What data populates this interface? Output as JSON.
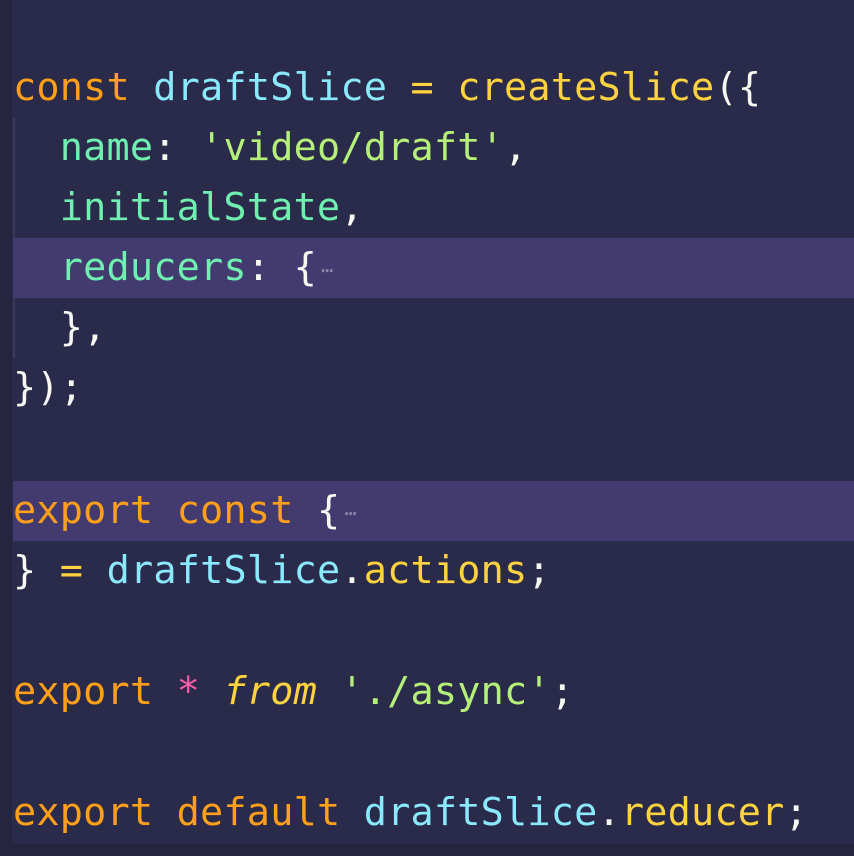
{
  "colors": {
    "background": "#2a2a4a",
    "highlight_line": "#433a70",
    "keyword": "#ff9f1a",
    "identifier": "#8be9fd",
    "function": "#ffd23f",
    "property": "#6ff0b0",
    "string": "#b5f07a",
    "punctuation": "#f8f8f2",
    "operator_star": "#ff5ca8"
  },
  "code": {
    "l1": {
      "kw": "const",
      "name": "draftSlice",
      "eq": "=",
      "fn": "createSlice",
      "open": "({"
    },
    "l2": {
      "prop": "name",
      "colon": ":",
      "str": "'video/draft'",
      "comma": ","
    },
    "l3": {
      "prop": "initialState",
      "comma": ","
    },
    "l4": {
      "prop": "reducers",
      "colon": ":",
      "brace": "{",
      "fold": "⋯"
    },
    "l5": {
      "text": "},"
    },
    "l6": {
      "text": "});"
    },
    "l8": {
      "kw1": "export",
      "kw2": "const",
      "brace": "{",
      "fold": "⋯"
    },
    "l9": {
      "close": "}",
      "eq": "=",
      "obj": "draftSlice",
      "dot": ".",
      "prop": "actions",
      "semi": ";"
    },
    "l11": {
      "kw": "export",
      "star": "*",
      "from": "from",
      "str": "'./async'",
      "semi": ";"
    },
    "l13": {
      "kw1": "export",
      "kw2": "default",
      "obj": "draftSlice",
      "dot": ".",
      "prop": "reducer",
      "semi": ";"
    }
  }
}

## DO THIS
Without the pictures, write out the whole listing above exactly as it appears.

## COMPLETED EXERCISE
What data populates this interface? Output as JSON.
{
  "colors": {
    "background": "#2a2a4a",
    "highlight_line": "#433a70",
    "keyword": "#ff9f1a",
    "identifier": "#8be9fd",
    "function": "#ffd23f",
    "property": "#6ff0b0",
    "string": "#b5f07a",
    "punctuation": "#f8f8f2",
    "operator_star": "#ff5ca8"
  },
  "code": {
    "l1": {
      "kw": "const",
      "name": "draftSlice",
      "eq": "=",
      "fn": "createSlice",
      "open": "({"
    },
    "l2": {
      "prop": "name",
      "colon": ":",
      "str": "'video/draft'",
      "comma": ","
    },
    "l3": {
      "prop": "initialState",
      "comma": ","
    },
    "l4": {
      "prop": "reducers",
      "colon": ":",
      "brace": "{",
      "fold": "⋯"
    },
    "l5": {
      "text": "},"
    },
    "l6": {
      "text": "});"
    },
    "l8": {
      "kw1": "export",
      "kw2": "const",
      "brace": "{",
      "fold": "⋯"
    },
    "l9": {
      "close": "}",
      "eq": "=",
      "obj": "draftSlice",
      "dot": ".",
      "prop": "actions",
      "semi": ";"
    },
    "l11": {
      "kw": "export",
      "star": "*",
      "from": "from",
      "str": "'./async'",
      "semi": ";"
    },
    "l13": {
      "kw1": "export",
      "kw2": "default",
      "obj": "draftSlice",
      "dot": ".",
      "prop": "reducer",
      "semi": ";"
    }
  }
}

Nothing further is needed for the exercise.